» What to do
Print every line of the listing exactly, please.

» Material for the task
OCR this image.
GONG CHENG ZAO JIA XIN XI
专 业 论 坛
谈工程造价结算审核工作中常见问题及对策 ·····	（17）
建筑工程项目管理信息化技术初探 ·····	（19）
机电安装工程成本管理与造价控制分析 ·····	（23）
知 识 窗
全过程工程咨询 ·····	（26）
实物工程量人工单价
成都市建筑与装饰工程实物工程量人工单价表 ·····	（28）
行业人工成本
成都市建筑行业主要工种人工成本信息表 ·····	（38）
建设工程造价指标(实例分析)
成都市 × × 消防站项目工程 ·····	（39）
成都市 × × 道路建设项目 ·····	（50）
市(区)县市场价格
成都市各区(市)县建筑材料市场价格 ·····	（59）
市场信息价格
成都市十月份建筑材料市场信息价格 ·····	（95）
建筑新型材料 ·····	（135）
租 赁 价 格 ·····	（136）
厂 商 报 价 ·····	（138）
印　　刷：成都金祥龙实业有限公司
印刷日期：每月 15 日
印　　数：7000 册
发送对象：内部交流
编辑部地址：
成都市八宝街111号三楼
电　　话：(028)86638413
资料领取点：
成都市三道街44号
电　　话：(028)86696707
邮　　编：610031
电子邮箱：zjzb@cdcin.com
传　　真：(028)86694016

» Result of the task
OCR this image.
GONG CHENG ZAO JIA XIN XI
专 业 论 坛
谈工程造价结算审核工作中常见问题及对策 ·····	（17）
建筑工程项目管理信息化技术初探 ·····	（19）
机电安装工程成本管理与造价控制分析 ·····	（23）
知 识 窗
全过程工程咨询 ·····	（26）
实物工程量人工单价
成都市建筑与装饰工程实物工程量人工单价表 ·····	（28）
行业人工成本
成都市建筑行业主要工种人工成本信息表 ·····	（38）
建设工程造价指标(实例分析)
成都市 × × 消防站项目工程 ·····	（39）
成都市 × × 道路建设项目 ·····	（50）
市(区)县市场价格
成都市各区(市)县建筑材料市场价格 ·····	（59）
市场信息价格
成都市十月份建筑材料市场信息价格 ·····	（95）
建筑新型材料 ·····	（135）
租 赁 价 格 ·····	（136）
厂 商 报 价 ·····	（138）
印　　刷：成都金祥龙实业有限公司
印刷日期：每月 15 日
印　　数：7000 册
发送对象：内部交流
编辑部地址：
成都市八宝街111号三楼
电　　话：(028)86638413
资料领取点：
成都市三道街44号
电　　话：(028)86696707
邮　　编：610031
电子邮箱：zjzb@cdcin.com
传　　真：(028)86694016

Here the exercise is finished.